[start Dataset excerpts]
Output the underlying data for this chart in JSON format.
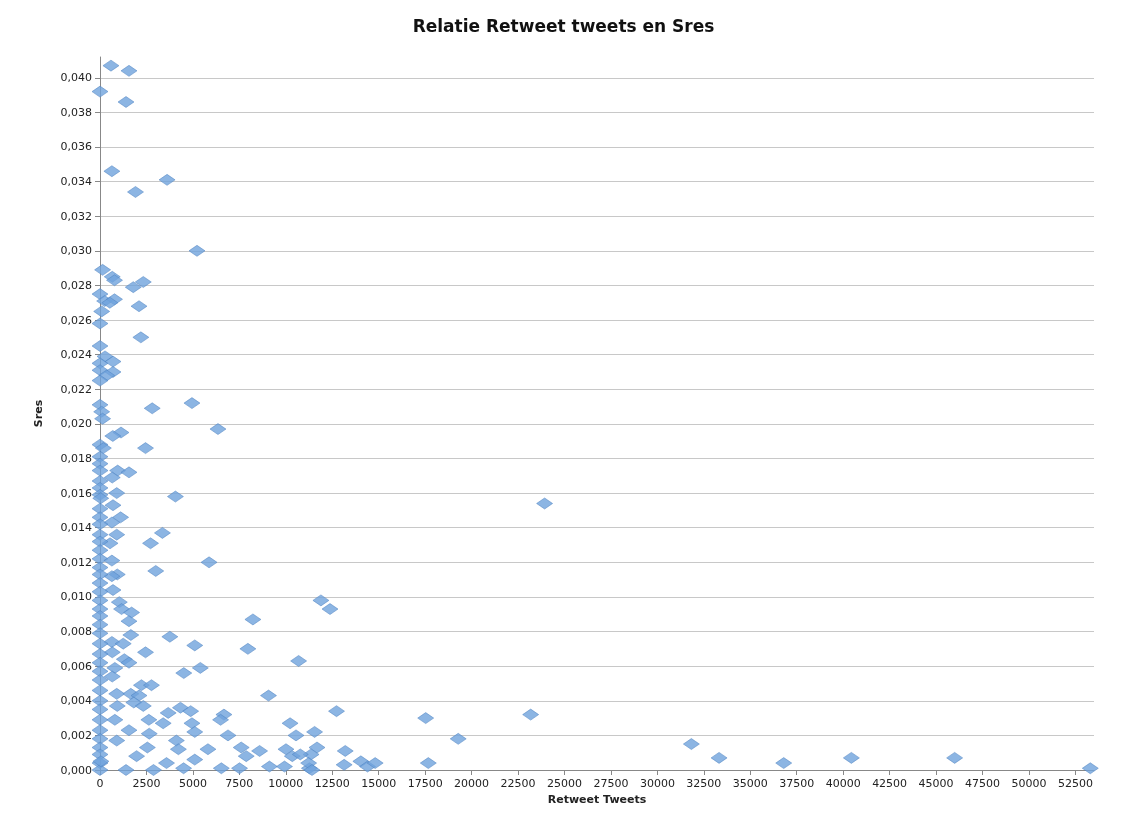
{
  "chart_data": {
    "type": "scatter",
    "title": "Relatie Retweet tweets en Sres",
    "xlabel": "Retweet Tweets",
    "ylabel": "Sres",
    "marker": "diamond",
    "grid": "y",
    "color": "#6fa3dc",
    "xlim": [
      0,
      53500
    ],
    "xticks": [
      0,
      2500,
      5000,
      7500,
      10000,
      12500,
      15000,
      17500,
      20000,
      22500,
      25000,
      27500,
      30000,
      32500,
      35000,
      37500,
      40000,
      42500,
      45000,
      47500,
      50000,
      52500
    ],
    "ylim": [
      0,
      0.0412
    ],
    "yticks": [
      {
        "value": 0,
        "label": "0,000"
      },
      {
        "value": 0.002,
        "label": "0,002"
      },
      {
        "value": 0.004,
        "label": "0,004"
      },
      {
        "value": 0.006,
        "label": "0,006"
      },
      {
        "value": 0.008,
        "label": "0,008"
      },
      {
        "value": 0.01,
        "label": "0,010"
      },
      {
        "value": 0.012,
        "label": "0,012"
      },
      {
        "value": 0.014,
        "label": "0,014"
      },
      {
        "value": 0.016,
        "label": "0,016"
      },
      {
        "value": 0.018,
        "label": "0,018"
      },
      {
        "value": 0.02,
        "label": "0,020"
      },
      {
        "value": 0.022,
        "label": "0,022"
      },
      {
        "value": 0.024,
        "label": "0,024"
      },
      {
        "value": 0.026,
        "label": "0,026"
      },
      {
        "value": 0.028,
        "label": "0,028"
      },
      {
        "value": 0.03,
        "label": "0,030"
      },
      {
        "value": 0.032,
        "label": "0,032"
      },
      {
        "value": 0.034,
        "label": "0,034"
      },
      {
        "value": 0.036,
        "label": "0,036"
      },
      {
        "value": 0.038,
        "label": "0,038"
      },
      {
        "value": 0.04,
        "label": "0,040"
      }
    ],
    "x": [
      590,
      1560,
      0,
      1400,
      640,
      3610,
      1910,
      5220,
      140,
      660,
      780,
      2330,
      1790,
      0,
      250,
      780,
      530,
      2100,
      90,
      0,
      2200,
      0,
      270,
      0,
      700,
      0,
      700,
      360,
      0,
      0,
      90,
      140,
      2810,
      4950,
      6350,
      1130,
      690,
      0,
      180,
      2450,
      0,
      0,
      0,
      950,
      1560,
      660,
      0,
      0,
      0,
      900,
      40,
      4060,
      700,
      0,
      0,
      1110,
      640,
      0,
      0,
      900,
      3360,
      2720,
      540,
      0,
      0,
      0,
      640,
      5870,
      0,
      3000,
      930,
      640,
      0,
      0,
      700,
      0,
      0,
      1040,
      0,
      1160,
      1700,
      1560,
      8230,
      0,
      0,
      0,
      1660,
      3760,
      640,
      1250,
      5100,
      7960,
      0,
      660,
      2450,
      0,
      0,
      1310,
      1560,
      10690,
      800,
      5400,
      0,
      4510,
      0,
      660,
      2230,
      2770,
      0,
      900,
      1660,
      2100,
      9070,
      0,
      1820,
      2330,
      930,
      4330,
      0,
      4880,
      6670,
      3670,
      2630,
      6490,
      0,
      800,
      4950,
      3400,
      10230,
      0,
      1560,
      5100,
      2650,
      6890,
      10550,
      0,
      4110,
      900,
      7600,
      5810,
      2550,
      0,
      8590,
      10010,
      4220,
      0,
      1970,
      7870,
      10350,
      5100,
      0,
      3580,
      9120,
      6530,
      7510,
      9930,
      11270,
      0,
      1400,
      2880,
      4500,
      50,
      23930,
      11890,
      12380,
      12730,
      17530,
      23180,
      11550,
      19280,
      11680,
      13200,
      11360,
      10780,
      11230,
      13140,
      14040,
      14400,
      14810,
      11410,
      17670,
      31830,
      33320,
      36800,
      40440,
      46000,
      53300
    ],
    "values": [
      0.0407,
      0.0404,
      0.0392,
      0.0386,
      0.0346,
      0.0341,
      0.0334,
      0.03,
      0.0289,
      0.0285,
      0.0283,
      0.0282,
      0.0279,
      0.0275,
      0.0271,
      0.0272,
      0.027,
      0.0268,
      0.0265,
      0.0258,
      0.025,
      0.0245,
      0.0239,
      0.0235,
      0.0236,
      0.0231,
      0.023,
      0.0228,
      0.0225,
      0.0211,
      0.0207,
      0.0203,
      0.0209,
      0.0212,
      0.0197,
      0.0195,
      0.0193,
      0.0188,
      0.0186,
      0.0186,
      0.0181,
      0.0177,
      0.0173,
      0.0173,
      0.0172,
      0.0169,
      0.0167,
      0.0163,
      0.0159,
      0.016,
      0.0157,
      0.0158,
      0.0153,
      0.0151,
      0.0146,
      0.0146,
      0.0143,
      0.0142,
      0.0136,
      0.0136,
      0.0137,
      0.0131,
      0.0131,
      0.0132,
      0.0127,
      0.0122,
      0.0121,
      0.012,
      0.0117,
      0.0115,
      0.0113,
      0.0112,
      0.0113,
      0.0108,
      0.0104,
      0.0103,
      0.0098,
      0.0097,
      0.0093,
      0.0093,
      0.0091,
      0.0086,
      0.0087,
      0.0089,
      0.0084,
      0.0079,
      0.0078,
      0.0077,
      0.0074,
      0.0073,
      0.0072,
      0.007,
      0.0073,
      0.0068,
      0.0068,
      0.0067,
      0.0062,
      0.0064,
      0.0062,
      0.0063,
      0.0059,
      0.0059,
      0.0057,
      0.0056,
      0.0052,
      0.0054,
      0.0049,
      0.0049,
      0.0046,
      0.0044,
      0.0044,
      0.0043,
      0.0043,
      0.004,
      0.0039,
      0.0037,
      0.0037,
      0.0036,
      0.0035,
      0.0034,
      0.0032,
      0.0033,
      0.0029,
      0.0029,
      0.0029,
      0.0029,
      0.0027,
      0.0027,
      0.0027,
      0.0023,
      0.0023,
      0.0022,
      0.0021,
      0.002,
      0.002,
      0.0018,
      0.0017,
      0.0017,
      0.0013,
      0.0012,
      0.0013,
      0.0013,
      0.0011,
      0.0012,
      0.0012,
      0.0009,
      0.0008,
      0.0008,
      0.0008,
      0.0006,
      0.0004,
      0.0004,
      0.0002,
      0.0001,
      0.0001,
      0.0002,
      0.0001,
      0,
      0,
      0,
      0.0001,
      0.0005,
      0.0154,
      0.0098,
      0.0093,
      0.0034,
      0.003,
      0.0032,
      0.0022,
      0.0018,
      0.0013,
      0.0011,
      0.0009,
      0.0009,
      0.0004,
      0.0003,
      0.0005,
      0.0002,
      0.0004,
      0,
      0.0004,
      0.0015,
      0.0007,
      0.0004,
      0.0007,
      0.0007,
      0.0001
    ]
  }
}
[end Dataset excerpts]
> [Work to do] Look through the entries above for the word "Retweet". Copy every line where it shows up.

> [Task output]
    "title": "Relatie Retweet tweets en Sres",
    "xlabel": "Retweet Tweets",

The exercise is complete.